Task description: Every line of the records below should be restated exactly.

Dataset:
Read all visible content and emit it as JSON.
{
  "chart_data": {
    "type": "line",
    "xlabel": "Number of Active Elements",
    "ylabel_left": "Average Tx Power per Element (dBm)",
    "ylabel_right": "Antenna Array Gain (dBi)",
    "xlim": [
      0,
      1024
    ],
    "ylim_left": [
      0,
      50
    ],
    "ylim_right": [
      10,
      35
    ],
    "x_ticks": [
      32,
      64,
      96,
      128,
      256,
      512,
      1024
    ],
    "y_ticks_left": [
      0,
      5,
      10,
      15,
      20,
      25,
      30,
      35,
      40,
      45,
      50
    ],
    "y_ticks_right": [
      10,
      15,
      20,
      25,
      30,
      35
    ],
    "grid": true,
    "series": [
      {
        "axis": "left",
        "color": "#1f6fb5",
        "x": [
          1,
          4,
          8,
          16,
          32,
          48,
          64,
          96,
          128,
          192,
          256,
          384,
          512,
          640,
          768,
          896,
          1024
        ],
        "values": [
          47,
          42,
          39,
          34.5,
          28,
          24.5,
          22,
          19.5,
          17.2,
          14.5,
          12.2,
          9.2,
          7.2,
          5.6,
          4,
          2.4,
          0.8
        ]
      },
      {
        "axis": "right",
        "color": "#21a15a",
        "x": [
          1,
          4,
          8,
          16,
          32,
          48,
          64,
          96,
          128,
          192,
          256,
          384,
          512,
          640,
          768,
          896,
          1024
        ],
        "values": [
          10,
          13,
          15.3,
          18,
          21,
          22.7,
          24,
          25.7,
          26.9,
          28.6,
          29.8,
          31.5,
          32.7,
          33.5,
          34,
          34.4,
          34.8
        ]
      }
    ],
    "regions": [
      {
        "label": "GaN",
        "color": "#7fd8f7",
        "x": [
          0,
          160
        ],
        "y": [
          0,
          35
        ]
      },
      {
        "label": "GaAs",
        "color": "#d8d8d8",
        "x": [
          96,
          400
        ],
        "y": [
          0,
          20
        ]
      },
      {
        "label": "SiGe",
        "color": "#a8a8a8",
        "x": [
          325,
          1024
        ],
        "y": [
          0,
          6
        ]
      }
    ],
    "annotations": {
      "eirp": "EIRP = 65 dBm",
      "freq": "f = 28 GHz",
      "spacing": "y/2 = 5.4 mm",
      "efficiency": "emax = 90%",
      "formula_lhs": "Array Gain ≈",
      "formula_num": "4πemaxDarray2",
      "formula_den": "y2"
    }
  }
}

Task response:
Read all visible content and emit it as JSON.
{
  "chart_data": {
    "type": "line",
    "xlabel": "Number of Active Elements",
    "ylabel_left": "Average Tx Power per Element (dBm)",
    "ylabel_right": "Antenna Array Gain (dBi)",
    "xlim": [
      0,
      1024
    ],
    "ylim_left": [
      0,
      50
    ],
    "ylim_right": [
      10,
      35
    ],
    "x_ticks": [
      32,
      64,
      96,
      128,
      256,
      512,
      1024
    ],
    "y_ticks_left": [
      0,
      5,
      10,
      15,
      20,
      25,
      30,
      35,
      40,
      45,
      50
    ],
    "y_ticks_right": [
      10,
      15,
      20,
      25,
      30,
      35
    ],
    "grid": true,
    "series": [
      {
        "axis": "left",
        "color": "#1f6fb5",
        "x": [
          1,
          4,
          8,
          16,
          32,
          48,
          64,
          96,
          128,
          192,
          256,
          384,
          512,
          640,
          768,
          896,
          1024
        ],
        "values": [
          47,
          42,
          39,
          34.5,
          28,
          24.5,
          22,
          19.5,
          17.2,
          14.5,
          12.2,
          9.2,
          7.2,
          5.6,
          4,
          2.4,
          0.8
        ]
      },
      {
        "axis": "right",
        "color": "#21a15a",
        "x": [
          1,
          4,
          8,
          16,
          32,
          48,
          64,
          96,
          128,
          192,
          256,
          384,
          512,
          640,
          768,
          896,
          1024
        ],
        "values": [
          10,
          13,
          15.3,
          18,
          21,
          22.7,
          24,
          25.7,
          26.9,
          28.6,
          29.8,
          31.5,
          32.7,
          33.5,
          34,
          34.4,
          34.8
        ]
      }
    ],
    "regions": [
      {
        "label": "GaN",
        "color": "#7fd8f7",
        "x": [
          0,
          160
        ],
        "y": [
          0,
          35
        ]
      },
      {
        "label": "GaAs",
        "color": "#d8d8d8",
        "x": [
          96,
          400
        ],
        "y": [
          0,
          20
        ]
      },
      {
        "label": "SiGe",
        "color": "#a8a8a8",
        "x": [
          325,
          1024
        ],
        "y": [
          0,
          6
        ]
      }
    ],
    "annotations": {
      "eirp": "EIRP = 65 dBm",
      "freq": "f = 28 GHz",
      "spacing": "y/2 = 5.4 mm",
      "efficiency": "emax = 90%",
      "formula_lhs": "Array Gain ≈",
      "formula_num": "4πemaxDarray2",
      "formula_den": "y2"
    }
  }
}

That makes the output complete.